(Given exercise) Only the pictures stay out; every record is to be quoted exactly.

**** Items ****

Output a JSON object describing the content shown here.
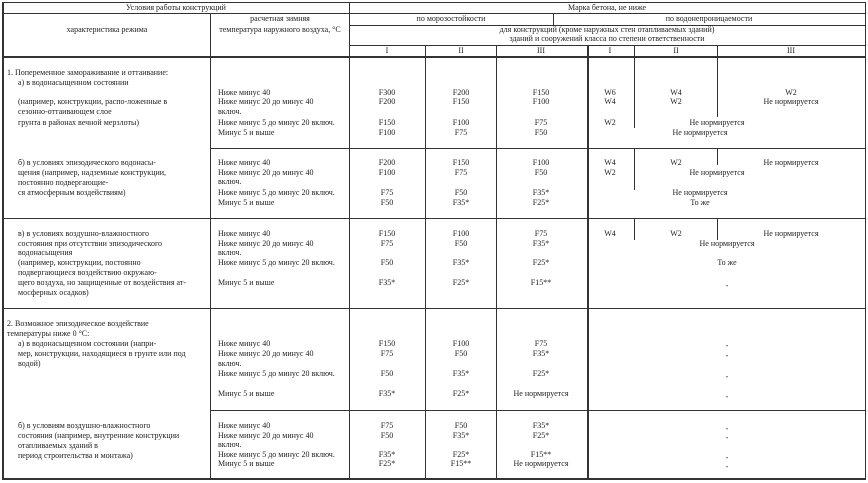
{
  "header": {
    "conditions": "Условия работы конструкций",
    "regime": "характеристика режима",
    "temp_line1": "расчетная зимняя",
    "temp_line2": "температура наружного воздуха, °С",
    "grade": "Марка бетона, не ниже",
    "frost": "по морозостойкости",
    "water": "по водонепроницаемости",
    "note1": "для конструкций (кроме наружных стен отапливаемых зданий)",
    "note2": "зданий и сооружений класса по степени ответственности",
    "classes": [
      "I",
      "II",
      "III",
      "I",
      "II",
      "III"
    ]
  },
  "groups": [
    {
      "regime": [
        "1. Попеременное замораживание и оттаивание:",
        "а) в водонасыщенном состоянии",
        "(например, конструкции, распо-ложенные в",
        "сезонно-оттаивающем слое",
        "грунта в районах вечной мерзлоты)"
      ],
      "temps": [
        "Ниже минус 40",
        "Ниже минус 20 до минус 40",
        "включ.",
        "Ниже минус 5 до минус 20 включ.",
        "Минус 5 и выше"
      ],
      "frost": [
        [
          "F300",
          "F200",
          "F150"
        ],
        [
          "F200",
          "F150",
          "F100"
        ],
        [
          "F150",
          "F100",
          "F75"
        ],
        [
          "F100",
          "F75",
          "F50"
        ]
      ],
      "water": [
        "W6",
        "W4",
        "W2",
        "W4",
        "W2",
        "Не нормируется",
        "W2",
        "Не нормируется",
        "Не нормируется"
      ]
    },
    {
      "regime": [
        "б) в условиях эпизодического водонасы-",
        "щения (например, надземные конструкции,",
        "постоянно подвергающие-",
        "ся атмосферным воздействиям)"
      ],
      "temps": [
        "Ниже минус 40",
        "Ниже минус 20 до минус 40",
        "включ.",
        "Ниже минус 5 до минус 20 включ.",
        "Минус 5 и выше"
      ],
      "frost": [
        [
          "F200",
          "F150",
          "F100"
        ],
        [
          "F100",
          "F75",
          "F50"
        ],
        [
          "F75",
          "F50",
          "F35*"
        ],
        [
          "F50",
          "F35*",
          "F25*"
        ]
      ],
      "water": [
        "W4",
        "W2",
        "Не нормируется",
        "W2",
        "Не нормируется",
        "Не нормируется",
        "То же"
      ]
    },
    {
      "regime": [
        "в) в условиях воздушно-влажностного",
        "состояния при отсутствии эпизодического",
        "водонасыщения",
        "(например, конструкции, постоянно",
        "подвергающиеся воздействию окружаю-",
        "щего воздуха, но защищенные от воздействия ат-",
        "мосферных осадков)"
      ],
      "temps": [
        "Ниже минус 40",
        "Ниже минус 20 до минус 40",
        "включ.",
        "Ниже минус 5 до минус 20 включ.",
        "Минус 5 и выше"
      ],
      "frost": [
        [
          "F150",
          "F100",
          "F75"
        ],
        [
          "F75",
          "F50",
          "F35*"
        ],
        [
          "F50",
          "F35*",
          "F25*"
        ],
        [
          "F35*",
          "F25*",
          "F15**"
        ]
      ],
      "water": [
        "W4",
        "W2",
        "Не нормируется",
        "Не нормируется",
        "То же",
        "-"
      ]
    },
    {
      "regime": [
        "2. Возможное эпизодическое воздействие",
        "температуры ниже 0 °С:",
        "а) в водонасыщенном состоянии (напри-",
        "мер, конструкции, находящиеся в грунте или под",
        "водой)"
      ],
      "temps": [
        "Ниже минус 40",
        "Ниже минус 20 до минус 40",
        "включ.",
        "Ниже минус 5 до минус 20 включ.",
        "Минус 5 и выше"
      ],
      "frost": [
        [
          "F150",
          "F100",
          "F75"
        ],
        [
          "F75",
          "F50",
          "F35*"
        ],
        [
          "F50",
          "F35*",
          "F25*"
        ],
        [
          "F35*",
          "F25*",
          "Не нормируется"
        ]
      ],
      "water": [
        "-",
        "-",
        "-",
        "-"
      ]
    },
    {
      "regime": [
        "б) в условиям воздушно-влажностного",
        "состояния (например, внутренние конструкции",
        "отапливаемых зданий в",
        "период строительства и монтажа)"
      ],
      "temps": [
        "Ниже минус 40",
        "Ниже минус 20 до минус 40",
        "включ.",
        "Ниже минус 5 до минус 20 включ.",
        "Минус 5 и выше"
      ],
      "frost": [
        [
          "F75",
          "F50",
          "F35*"
        ],
        [
          "F50",
          "F35*",
          "F25*"
        ],
        [
          "F35*",
          "F25*",
          "F15**"
        ],
        [
          "F25*",
          "F15**",
          "Не нормируется"
        ]
      ],
      "water": [
        "-",
        "-",
        "-",
        "-"
      ]
    }
  ]
}
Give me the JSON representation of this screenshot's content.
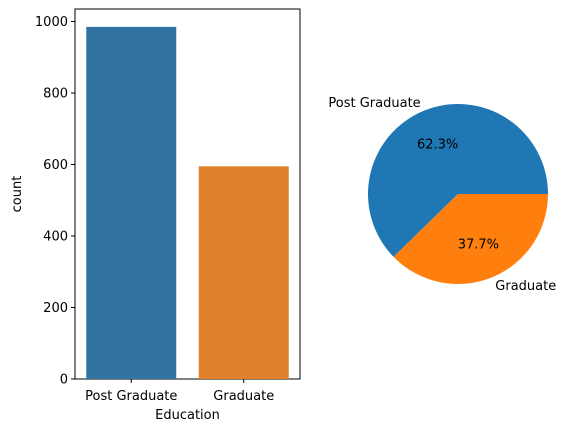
{
  "chart_data": [
    {
      "type": "bar",
      "categories": [
        "Post Graduate",
        "Graduate"
      ],
      "values": [
        985,
        595
      ],
      "xlabel": "Education",
      "ylabel": "count",
      "ylim": [
        0,
        1035
      ],
      "yticks": [
        0,
        200,
        400,
        600,
        800,
        1000
      ],
      "colors": [
        "#3274a1",
        "#e1812c"
      ],
      "grid": false
    },
    {
      "type": "pie",
      "labels": [
        "Post Graduate",
        "Graduate"
      ],
      "values": [
        62.3,
        37.7
      ],
      "value_labels": [
        "62.3%",
        "37.7%"
      ],
      "colors": [
        "#1f77b4",
        "#ff7f0e"
      ]
    }
  ]
}
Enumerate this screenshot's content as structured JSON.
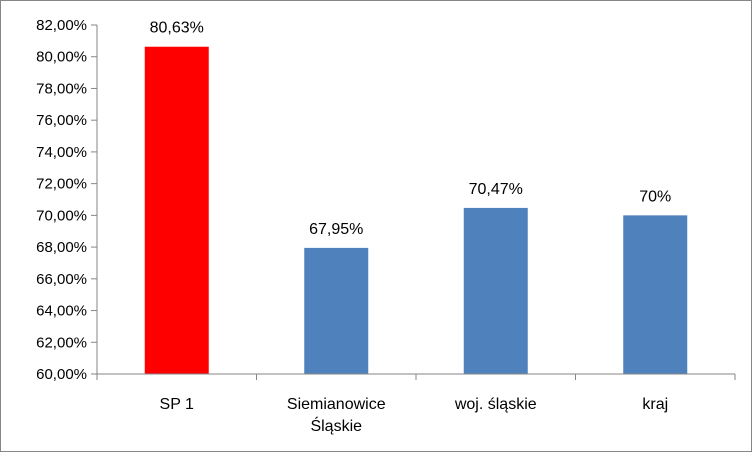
{
  "chart_data": {
    "type": "bar",
    "title": "",
    "xlabel": "",
    "ylabel": "",
    "categories": [
      [
        "SP 1"
      ],
      [
        "Siemianowice",
        "Śląskie"
      ],
      [
        "woj. śląskie"
      ],
      [
        "kraj"
      ]
    ],
    "values": [
      80.63,
      67.95,
      70.47,
      70.0
    ],
    "data_labels": [
      "80,63%",
      "67,95%",
      "70,47%",
      "70%"
    ],
    "bar_colors": [
      "#ff0000",
      "#4f81bd",
      "#4f81bd",
      "#4f81bd"
    ],
    "ylim": [
      60,
      82
    ],
    "ytick_values": [
      60,
      62,
      64,
      66,
      68,
      70,
      72,
      74,
      76,
      78,
      80,
      82
    ],
    "ytick_labels": [
      "60,00%",
      "62,00%",
      "64,00%",
      "66,00%",
      "68,00%",
      "70,00%",
      "72,00%",
      "74,00%",
      "76,00%",
      "78,00%",
      "80,00%",
      "82,00%"
    ],
    "grid": false,
    "legend": "none"
  }
}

****

(Reply to the task)
Output a JSON object describing the content shown here.
{
  "header": {
    "conditions": "Условия работы конструкций",
    "regime": "характеристика режима",
    "temp_line1": "расчетная зимняя",
    "temp_line2": "температура наружного воздуха, °С",
    "grade": "Марка бетона, не ниже",
    "frost": "по морозостойкости",
    "water": "по водонепроницаемости",
    "note1": "для конструкций (кроме наружных стен отапливаемых зданий)",
    "note2": "зданий и сооружений класса по степени ответственности",
    "classes": [
      "I",
      "II",
      "III",
      "I",
      "II",
      "III"
    ]
  },
  "groups": [
    {
      "regime": [
        "1. Попеременное замораживание и оттаивание:",
        "а) в водонасыщенном состоянии",
        "(например, конструкции, распо-ложенные в",
        "сезонно-оттаивающем слое",
        "грунта в районах вечной мерзлоты)"
      ],
      "temps": [
        "Ниже минус 40",
        "Ниже минус 20 до минус 40",
        "включ.",
        "Ниже минус 5 до минус 20 включ.",
        "Минус 5 и выше"
      ],
      "frost": [
        [
          "F300",
          "F200",
          "F150"
        ],
        [
          "F200",
          "F150",
          "F100"
        ],
        [
          "F150",
          "F100",
          "F75"
        ],
        [
          "F100",
          "F75",
          "F50"
        ]
      ],
      "water": [
        "W6",
        "W4",
        "W2",
        "W4",
        "W2",
        "Не нормируется",
        "W2",
        "Не нормируется",
        "Не нормируется"
      ]
    },
    {
      "regime": [
        "б) в условиях эпизодического водонасы-",
        "щения (например, надземные конструкции,",
        "постоянно подвергающие-",
        "ся атмосферным воздействиям)"
      ],
      "temps": [
        "Ниже минус 40",
        "Ниже минус 20 до минус 40",
        "включ.",
        "Ниже минус 5 до минус 20 включ.",
        "Минус 5 и выше"
      ],
      "frost": [
        [
          "F200",
          "F150",
          "F100"
        ],
        [
          "F100",
          "F75",
          "F50"
        ],
        [
          "F75",
          "F50",
          "F35*"
        ],
        [
          "F50",
          "F35*",
          "F25*"
        ]
      ],
      "water": [
        "W4",
        "W2",
        "Не нормируется",
        "W2",
        "Не нормируется",
        "Не нормируется",
        "То же"
      ]
    },
    {
      "regime": [
        "в) в условиях воздушно-влажностного",
        "состояния при отсутствии эпизодического",
        "водонасыщения",
        "(например, конструкции, постоянно",
        "подвергающиеся воздействию окружаю-",
        "щего воздуха, но защищенные от воздействия ат-",
        "мосферных осадков)"
      ],
      "temps": [
        "Ниже минус 40",
        "Ниже минус 20 до минус 40",
        "включ.",
        "Ниже минус 5 до минус 20 включ.",
        "Минус 5 и выше"
      ],
      "frost": [
        [
          "F150",
          "F100",
          "F75"
        ],
        [
          "F75",
          "F50",
          "F35*"
        ],
        [
          "F50",
          "F35*",
          "F25*"
        ],
        [
          "F35*",
          "F25*",
          "F15**"
        ]
      ],
      "water": [
        "W4",
        "W2",
        "Не нормируется",
        "Не нормируется",
        "То же",
        "-"
      ]
    },
    {
      "regime": [
        "2. Возможное эпизодическое воздействие",
        "температуры ниже 0 °С:",
        "а) в водонасыщенном состоянии (напри-",
        "мер, конструкции, находящиеся в грунте или под",
        "водой)"
      ],
      "temps": [
        "Ниже минус 40",
        "Ниже минус 20 до минус 40",
        "включ.",
        "Ниже минус 5 до минус 20 включ.",
        "Минус 5 и выше"
      ],
      "frost": [
        [
          "F150",
          "F100",
          "F75"
        ],
        [
          "F75",
          "F50",
          "F35*"
        ],
        [
          "F50",
          "F35*",
          "F25*"
        ],
        [
          "F35*",
          "F25*",
          "Не нормируется"
        ]
      ],
      "water": [
        "-",
        "-",
        "-",
        "-"
      ]
    },
    {
      "regime": [
        "б) в условиям воздушно-влажностного",
        "состояния (например, внутренние конструкции",
        "отапливаемых зданий в",
        "период строительства и монтажа)"
      ],
      "temps": [
        "Ниже минус 40",
        "Ниже минус 20 до минус 40",
        "включ.",
        "Ниже минус 5 до минус 20 включ.",
        "Минус 5 и выше"
      ],
      "frost": [
        [
          "F75",
          "F50",
          "F35*"
        ],
        [
          "F50",
          "F35*",
          "F25*"
        ],
        [
          "F35*",
          "F25*",
          "F15**"
        ],
        [
          "F25*",
          "F15**",
          "Не нормируется"
        ]
      ],
      "water": [
        "-",
        "-",
        "-",
        "-"
      ]
    }
  ]
}
Give me the JSON representation of this screenshot's content.
{
  "chart_data": [
    {
      "type": "bar",
      "categories": [
        "Post Graduate",
        "Graduate"
      ],
      "values": [
        985,
        595
      ],
      "xlabel": "Education",
      "ylabel": "count",
      "ylim": [
        0,
        1035
      ],
      "yticks": [
        0,
        200,
        400,
        600,
        800,
        1000
      ],
      "colors": [
        "#3274a1",
        "#e1812c"
      ],
      "grid": false
    },
    {
      "type": "pie",
      "labels": [
        "Post Graduate",
        "Graduate"
      ],
      "values": [
        62.3,
        37.7
      ],
      "value_labels": [
        "62.3%",
        "37.7%"
      ],
      "colors": [
        "#1f77b4",
        "#ff7f0e"
      ]
    }
  ]
}
Enumerate this screenshot's content as structured JSON.
{
  "chart_data": {
    "type": "bar",
    "title": "",
    "xlabel": "",
    "ylabel": "",
    "categories": [
      [
        "SP 1"
      ],
      [
        "Siemianowice",
        "Śląskie"
      ],
      [
        "woj. śląskie"
      ],
      [
        "kraj"
      ]
    ],
    "values": [
      80.63,
      67.95,
      70.47,
      70.0
    ],
    "data_labels": [
      "80,63%",
      "67,95%",
      "70,47%",
      "70%"
    ],
    "bar_colors": [
      "#ff0000",
      "#4f81bd",
      "#4f81bd",
      "#4f81bd"
    ],
    "ylim": [
      60,
      82
    ],
    "ytick_values": [
      60,
      62,
      64,
      66,
      68,
      70,
      72,
      74,
      76,
      78,
      80,
      82
    ],
    "ytick_labels": [
      "60,00%",
      "62,00%",
      "64,00%",
      "66,00%",
      "68,00%",
      "70,00%",
      "72,00%",
      "74,00%",
      "76,00%",
      "78,00%",
      "80,00%",
      "82,00%"
    ],
    "grid": false,
    "legend": "none"
  }
}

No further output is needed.